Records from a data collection
......

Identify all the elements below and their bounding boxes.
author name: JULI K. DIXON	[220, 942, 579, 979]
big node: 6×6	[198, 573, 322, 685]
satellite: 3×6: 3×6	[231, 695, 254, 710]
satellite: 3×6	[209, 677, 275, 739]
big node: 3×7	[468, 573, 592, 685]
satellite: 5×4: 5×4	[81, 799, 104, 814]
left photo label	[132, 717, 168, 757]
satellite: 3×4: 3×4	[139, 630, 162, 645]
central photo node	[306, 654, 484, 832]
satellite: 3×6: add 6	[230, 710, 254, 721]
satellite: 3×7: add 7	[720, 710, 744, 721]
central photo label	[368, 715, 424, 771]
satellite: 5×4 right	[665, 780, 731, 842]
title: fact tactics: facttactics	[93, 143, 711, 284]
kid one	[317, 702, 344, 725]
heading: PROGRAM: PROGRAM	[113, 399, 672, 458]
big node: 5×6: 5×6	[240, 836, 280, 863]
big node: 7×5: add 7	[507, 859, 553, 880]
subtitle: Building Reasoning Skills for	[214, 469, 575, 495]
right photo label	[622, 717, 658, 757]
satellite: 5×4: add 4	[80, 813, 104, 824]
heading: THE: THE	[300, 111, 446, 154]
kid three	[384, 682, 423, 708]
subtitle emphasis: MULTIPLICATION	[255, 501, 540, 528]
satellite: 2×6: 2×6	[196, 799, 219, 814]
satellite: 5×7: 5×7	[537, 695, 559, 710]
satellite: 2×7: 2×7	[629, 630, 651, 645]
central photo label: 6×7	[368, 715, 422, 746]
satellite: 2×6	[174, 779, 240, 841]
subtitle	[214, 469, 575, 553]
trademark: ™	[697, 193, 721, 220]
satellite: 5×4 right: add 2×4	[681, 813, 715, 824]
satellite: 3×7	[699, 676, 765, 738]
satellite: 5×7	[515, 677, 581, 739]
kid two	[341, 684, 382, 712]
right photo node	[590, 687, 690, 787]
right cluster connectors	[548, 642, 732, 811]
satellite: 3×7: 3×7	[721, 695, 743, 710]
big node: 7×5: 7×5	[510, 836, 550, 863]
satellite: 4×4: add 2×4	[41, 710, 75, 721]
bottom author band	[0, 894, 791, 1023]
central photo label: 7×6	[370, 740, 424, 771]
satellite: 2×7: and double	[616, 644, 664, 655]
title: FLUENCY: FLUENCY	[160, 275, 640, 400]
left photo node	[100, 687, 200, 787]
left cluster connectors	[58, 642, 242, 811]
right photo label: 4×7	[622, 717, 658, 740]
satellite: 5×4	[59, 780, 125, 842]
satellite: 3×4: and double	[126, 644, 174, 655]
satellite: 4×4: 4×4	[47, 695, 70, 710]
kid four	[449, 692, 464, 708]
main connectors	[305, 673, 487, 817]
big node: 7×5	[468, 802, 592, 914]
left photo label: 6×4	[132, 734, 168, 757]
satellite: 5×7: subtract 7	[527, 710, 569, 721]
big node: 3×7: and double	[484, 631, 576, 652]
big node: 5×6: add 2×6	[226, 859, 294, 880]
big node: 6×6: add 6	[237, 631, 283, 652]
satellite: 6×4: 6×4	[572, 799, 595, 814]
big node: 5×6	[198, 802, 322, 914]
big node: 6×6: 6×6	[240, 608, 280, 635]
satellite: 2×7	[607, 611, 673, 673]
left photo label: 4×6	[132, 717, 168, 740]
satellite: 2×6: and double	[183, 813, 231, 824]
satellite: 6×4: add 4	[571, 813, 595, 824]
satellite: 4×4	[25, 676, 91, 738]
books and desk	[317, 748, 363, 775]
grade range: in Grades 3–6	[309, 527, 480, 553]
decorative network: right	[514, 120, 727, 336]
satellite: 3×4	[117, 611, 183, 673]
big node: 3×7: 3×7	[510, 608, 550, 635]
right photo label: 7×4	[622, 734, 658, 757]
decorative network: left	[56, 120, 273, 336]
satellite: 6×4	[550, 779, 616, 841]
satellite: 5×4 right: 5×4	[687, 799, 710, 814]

......

WHAT IS REQUIRED: Put every line of the records above into a Markdown table with the columns Row and Line, numbering the rows in order and omitting any blank lines.

ANSWER IN FULL:
| Row | Line |
|---|---|
| 1 | Identify all the elements below and their bounding boxes. |
| 2 | author name: JULI K. DIXON	[220, 942, 579, 979] |
| 3 | big node: 6×6	[198, 573, 322, 685] |
| 4 | satellite: 3×6: 3×6	[231, 695, 254, 710] |
| 5 | satellite: 3×6	[209, 677, 275, 739] |
| 6 | big node: 3×7	[468, 573, 592, 685] |
| 7 | satellite: 5×4: 5×4	[81, 799, 104, 814] |
| 8 | left photo label	[132, 717, 168, 757] |
| 9 | satellite: 3×4: 3×4	[139, 630, 162, 645] |
| 10 | central photo node	[306, 654, 484, 832] |
| 11 | satellite: 3×6: add 6	[230, 710, 254, 721] |
| 12 | satellite: 3×7: add 7	[720, 710, 744, 721] |
| 13 | central photo label	[368, 715, 424, 771] |
| 14 | satellite: 5×4 right	[665, 780, 731, 842] |
| 15 | title: fact tactics: facttactics	[93, 143, 711, 284] |
| 16 | kid one	[317, 702, 344, 725] |
| 17 | heading: PROGRAM: PROGRAM	[113, 399, 672, 458] |
| 18 | big node: 5×6: 5×6	[240, 836, 280, 863] |
| 19 | big node: 7×5: add 7	[507, 859, 553, 880] |
| 20 | subtitle: Building Reasoning Skills for	[214, 469, 575, 495] |
| 21 | right photo label	[622, 717, 658, 757] |
| 22 | satellite: 5×4: add 4	[80, 813, 104, 824] |
| 23 | heading: THE: THE	[300, 111, 446, 154] |
| 24 | kid three	[384, 682, 423, 708] |
| 25 | subtitle emphasis: MULTIPLICATION	[255, 501, 540, 528] |
| 26 | satellite: 2×6: 2×6	[196, 799, 219, 814] |
| 27 | satellite: 5×7: 5×7	[537, 695, 559, 710] |
| 28 | satellite: 2×7: 2×7	[629, 630, 651, 645] |
| 29 | central photo label: 6×7	[368, 715, 422, 746] |
| 30 | satellite: 2×6	[174, 779, 240, 841] |
| 31 | subtitle	[214, 469, 575, 553] |
| 32 | trademark: ™	[697, 193, 721, 220] |
| 33 | satellite: 5×4 right: add 2×4	[681, 813, 715, 824] |
| 34 | satellite: 3×7	[699, 676, 765, 738] |
| 35 | satellite: 5×7	[515, 677, 581, 739] |
| 36 | kid two	[341, 684, 382, 712] |
| 37 | right photo node	[590, 687, 690, 787] |
| 38 | right cluster connectors	[548, 642, 732, 811] |
| 39 | satellite: 3×7: 3×7	[721, 695, 743, 710] |
| 40 | big node: 7×5: 7×5	[510, 836, 550, 863] |
| 41 | satellite: 4×4: add 2×4	[41, 710, 75, 721] |
| 42 | bottom author band	[0, 894, 791, 1023] |
| 43 | central photo label: 7×6	[370, 740, 424, 771] |
| 44 | satellite: 2×7: and double	[616, 644, 664, 655] |
| 45 | title: FLUENCY: FLUENCY	[160, 275, 640, 400] |
| 46 | left photo node	[100, 687, 200, 787] |
| 47 | left cluster connectors	[58, 642, 242, 811] |
| 48 | right photo label: 4×7	[622, 717, 658, 740] |
| 49 | satellite: 5×4	[59, 780, 125, 842] |
| 50 | satellite: 3×4: and double	[126, 644, 174, 655] |
| 51 | satellite: 4×4: 4×4	[47, 695, 70, 710] |
| 52 | kid four	[449, 692, 464, 708] |
| 53 | main connectors	[305, 673, 487, 817] |
| 54 | big node: 7×5	[468, 802, 592, 914] |
| 55 | left photo label: 6×4	[132, 734, 168, 757] |
| 56 | satellite: 5×7: subtract 7	[527, 710, 569, 721] |
| 57 | big node: 3×7: and double	[484, 631, 576, 652] |
| 58 | big node: 5×6: add 2×6	[226, 859, 294, 880] |
| 59 | big node: 6×6: add 6	[237, 631, 283, 652] |
| 60 | satellite: 6×4: 6×4	[572, 799, 595, 814] |
| 61 | big node: 5×6	[198, 802, 322, 914] |
| 62 | big node: 6×6: 6×6	[240, 608, 280, 635] |
| 63 | satellite: 2×7	[607, 611, 673, 673] |
| 64 | left photo label: 4×6	[132, 717, 168, 740] |
| 65 | satellite: 2×6: and double	[183, 813, 231, 824] |
| 66 | satellite: 6×4: add 4	[571, 813, 595, 824] |
| 67 | satellite: 4×4	[25, 676, 91, 738] |
| 68 | books and desk	[317, 748, 363, 775] |
| 69 | grade range: in Grades 3–6	[309, 527, 480, 553] |
| 70 | decorative network: right	[514, 120, 727, 336] |
| 71 | satellite: 3×4	[117, 611, 183, 673] |
| 72 | big node: 3×7: 3×7	[510, 608, 550, 635] |
| 73 | right photo label: 7×4	[622, 734, 658, 757] |
| 74 | decorative network: left	[56, 120, 273, 336] |
| 75 | satellite: 6×4	[550, 779, 616, 841] |
| 76 | satellite: 5×4 right: 5×4	[687, 799, 710, 814] |